*What is expected*: Give the entries again, word for word.

»»

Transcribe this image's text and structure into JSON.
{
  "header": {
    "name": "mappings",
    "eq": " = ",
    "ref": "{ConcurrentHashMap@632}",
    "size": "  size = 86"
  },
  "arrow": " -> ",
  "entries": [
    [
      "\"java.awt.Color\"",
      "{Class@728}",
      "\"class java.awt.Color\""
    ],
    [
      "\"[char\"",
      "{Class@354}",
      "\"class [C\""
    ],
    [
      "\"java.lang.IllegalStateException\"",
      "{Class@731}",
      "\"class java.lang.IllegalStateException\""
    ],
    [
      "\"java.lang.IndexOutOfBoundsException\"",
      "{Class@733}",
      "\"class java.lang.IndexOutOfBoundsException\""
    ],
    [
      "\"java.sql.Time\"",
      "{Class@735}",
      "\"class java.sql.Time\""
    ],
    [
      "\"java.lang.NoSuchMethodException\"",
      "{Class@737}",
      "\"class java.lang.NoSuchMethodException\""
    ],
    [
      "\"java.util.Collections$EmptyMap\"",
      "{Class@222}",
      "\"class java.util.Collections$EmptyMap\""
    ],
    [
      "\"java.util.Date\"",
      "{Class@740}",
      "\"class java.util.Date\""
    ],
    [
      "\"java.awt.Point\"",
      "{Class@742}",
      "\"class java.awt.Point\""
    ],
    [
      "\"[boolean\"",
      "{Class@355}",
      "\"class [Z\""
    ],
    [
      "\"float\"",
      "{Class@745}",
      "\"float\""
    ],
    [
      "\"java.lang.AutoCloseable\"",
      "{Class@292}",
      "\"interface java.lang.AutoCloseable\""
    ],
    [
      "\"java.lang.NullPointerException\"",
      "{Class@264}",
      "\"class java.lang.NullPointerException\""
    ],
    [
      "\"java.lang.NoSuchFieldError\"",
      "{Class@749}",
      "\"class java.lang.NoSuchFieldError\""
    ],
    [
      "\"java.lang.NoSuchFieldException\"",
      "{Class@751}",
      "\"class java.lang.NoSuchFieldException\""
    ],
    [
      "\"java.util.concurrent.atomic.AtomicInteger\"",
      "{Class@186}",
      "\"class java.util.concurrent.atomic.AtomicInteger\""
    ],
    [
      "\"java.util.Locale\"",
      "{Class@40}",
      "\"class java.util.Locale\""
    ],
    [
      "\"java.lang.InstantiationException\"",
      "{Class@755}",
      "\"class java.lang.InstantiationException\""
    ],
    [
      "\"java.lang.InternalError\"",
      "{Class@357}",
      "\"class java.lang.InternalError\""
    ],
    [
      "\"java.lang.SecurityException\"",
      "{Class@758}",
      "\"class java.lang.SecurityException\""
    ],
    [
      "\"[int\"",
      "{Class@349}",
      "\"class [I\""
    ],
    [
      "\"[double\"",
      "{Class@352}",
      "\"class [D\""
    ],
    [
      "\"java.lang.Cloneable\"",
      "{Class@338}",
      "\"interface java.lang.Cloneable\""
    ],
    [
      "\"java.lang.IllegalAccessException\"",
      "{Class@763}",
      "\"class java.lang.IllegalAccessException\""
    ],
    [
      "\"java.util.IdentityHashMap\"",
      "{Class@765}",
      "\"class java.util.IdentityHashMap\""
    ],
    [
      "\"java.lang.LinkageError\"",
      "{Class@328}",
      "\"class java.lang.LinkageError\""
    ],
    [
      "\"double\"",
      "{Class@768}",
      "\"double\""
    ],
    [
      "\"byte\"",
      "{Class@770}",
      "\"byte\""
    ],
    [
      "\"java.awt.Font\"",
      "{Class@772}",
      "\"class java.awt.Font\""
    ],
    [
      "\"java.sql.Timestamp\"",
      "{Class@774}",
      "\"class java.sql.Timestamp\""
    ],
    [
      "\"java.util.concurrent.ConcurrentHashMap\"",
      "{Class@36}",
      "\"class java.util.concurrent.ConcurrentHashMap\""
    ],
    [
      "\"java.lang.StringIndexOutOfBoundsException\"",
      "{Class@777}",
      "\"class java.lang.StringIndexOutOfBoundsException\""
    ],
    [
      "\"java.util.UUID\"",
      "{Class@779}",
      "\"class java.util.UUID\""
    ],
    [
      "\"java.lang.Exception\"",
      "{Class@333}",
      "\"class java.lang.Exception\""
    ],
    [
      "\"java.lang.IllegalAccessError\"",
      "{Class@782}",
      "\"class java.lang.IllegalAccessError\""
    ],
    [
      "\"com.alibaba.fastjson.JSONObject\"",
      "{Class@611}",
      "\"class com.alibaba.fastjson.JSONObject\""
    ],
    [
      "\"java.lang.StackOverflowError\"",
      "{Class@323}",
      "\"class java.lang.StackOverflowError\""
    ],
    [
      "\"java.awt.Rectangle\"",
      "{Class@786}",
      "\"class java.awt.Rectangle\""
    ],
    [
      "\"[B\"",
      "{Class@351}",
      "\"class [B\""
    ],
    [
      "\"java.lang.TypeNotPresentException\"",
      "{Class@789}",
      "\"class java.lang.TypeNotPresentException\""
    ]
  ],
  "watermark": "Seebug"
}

««

*Answer to this task*:
Transcribe this image's text and structure into JSON.
{
  "header": {
    "name": "mappings",
    "eq": " = ",
    "ref": "{ConcurrentHashMap@632}",
    "size": "  size = 86"
  },
  "arrow": " -> ",
  "entries": [
    [
      "\"java.awt.Color\"",
      "{Class@728}",
      "\"class java.awt.Color\""
    ],
    [
      "\"[char\"",
      "{Class@354}",
      "\"class [C\""
    ],
    [
      "\"java.lang.IllegalStateException\"",
      "{Class@731}",
      "\"class java.lang.IllegalStateException\""
    ],
    [
      "\"java.lang.IndexOutOfBoundsException\"",
      "{Class@733}",
      "\"class java.lang.IndexOutOfBoundsException\""
    ],
    [
      "\"java.sql.Time\"",
      "{Class@735}",
      "\"class java.sql.Time\""
    ],
    [
      "\"java.lang.NoSuchMethodException\"",
      "{Class@737}",
      "\"class java.lang.NoSuchMethodException\""
    ],
    [
      "\"java.util.Collections$EmptyMap\"",
      "{Class@222}",
      "\"class java.util.Collections$EmptyMap\""
    ],
    [
      "\"java.util.Date\"",
      "{Class@740}",
      "\"class java.util.Date\""
    ],
    [
      "\"java.awt.Point\"",
      "{Class@742}",
      "\"class java.awt.Point\""
    ],
    [
      "\"[boolean\"",
      "{Class@355}",
      "\"class [Z\""
    ],
    [
      "\"float\"",
      "{Class@745}",
      "\"float\""
    ],
    [
      "\"java.lang.AutoCloseable\"",
      "{Class@292}",
      "\"interface java.lang.AutoCloseable\""
    ],
    [
      "\"java.lang.NullPointerException\"",
      "{Class@264}",
      "\"class java.lang.NullPointerException\""
    ],
    [
      "\"java.lang.NoSuchFieldError\"",
      "{Class@749}",
      "\"class java.lang.NoSuchFieldError\""
    ],
    [
      "\"java.lang.NoSuchFieldException\"",
      "{Class@751}",
      "\"class java.lang.NoSuchFieldException\""
    ],
    [
      "\"java.util.concurrent.atomic.AtomicInteger\"",
      "{Class@186}",
      "\"class java.util.concurrent.atomic.AtomicInteger\""
    ],
    [
      "\"java.util.Locale\"",
      "{Class@40}",
      "\"class java.util.Locale\""
    ],
    [
      "\"java.lang.InstantiationException\"",
      "{Class@755}",
      "\"class java.lang.InstantiationException\""
    ],
    [
      "\"java.lang.InternalError\"",
      "{Class@357}",
      "\"class java.lang.InternalError\""
    ],
    [
      "\"java.lang.SecurityException\"",
      "{Class@758}",
      "\"class java.lang.SecurityException\""
    ],
    [
      "\"[int\"",
      "{Class@349}",
      "\"class [I\""
    ],
    [
      "\"[double\"",
      "{Class@352}",
      "\"class [D\""
    ],
    [
      "\"java.lang.Cloneable\"",
      "{Class@338}",
      "\"interface java.lang.Cloneable\""
    ],
    [
      "\"java.lang.IllegalAccessException\"",
      "{Class@763}",
      "\"class java.lang.IllegalAccessException\""
    ],
    [
      "\"java.util.IdentityHashMap\"",
      "{Class@765}",
      "\"class java.util.IdentityHashMap\""
    ],
    [
      "\"java.lang.LinkageError\"",
      "{Class@328}",
      "\"class java.lang.LinkageError\""
    ],
    [
      "\"double\"",
      "{Class@768}",
      "\"double\""
    ],
    [
      "\"byte\"",
      "{Class@770}",
      "\"byte\""
    ],
    [
      "\"java.awt.Font\"",
      "{Class@772}",
      "\"class java.awt.Font\""
    ],
    [
      "\"java.sql.Timestamp\"",
      "{Class@774}",
      "\"class java.sql.Timestamp\""
    ],
    [
      "\"java.util.concurrent.ConcurrentHashMap\"",
      "{Class@36}",
      "\"class java.util.concurrent.ConcurrentHashMap\""
    ],
    [
      "\"java.lang.StringIndexOutOfBoundsException\"",
      "{Class@777}",
      "\"class java.lang.StringIndexOutOfBoundsException\""
    ],
    [
      "\"java.util.UUID\"",
      "{Class@779}",
      "\"class java.util.UUID\""
    ],
    [
      "\"java.lang.Exception\"",
      "{Class@333}",
      "\"class java.lang.Exception\""
    ],
    [
      "\"java.lang.IllegalAccessError\"",
      "{Class@782}",
      "\"class java.lang.IllegalAccessError\""
    ],
    [
      "\"com.alibaba.fastjson.JSONObject\"",
      "{Class@611}",
      "\"class com.alibaba.fastjson.JSONObject\""
    ],
    [
      "\"java.lang.StackOverflowError\"",
      "{Class@323}",
      "\"class java.lang.StackOverflowError\""
    ],
    [
      "\"java.awt.Rectangle\"",
      "{Class@786}",
      "\"class java.awt.Rectangle\""
    ],
    [
      "\"[B\"",
      "{Class@351}",
      "\"class [B\""
    ],
    [
      "\"java.lang.TypeNotPresentException\"",
      "{Class@789}",
      "\"class java.lang.TypeNotPresentException\""
    ]
  ],
  "watermark": "Seebug"
}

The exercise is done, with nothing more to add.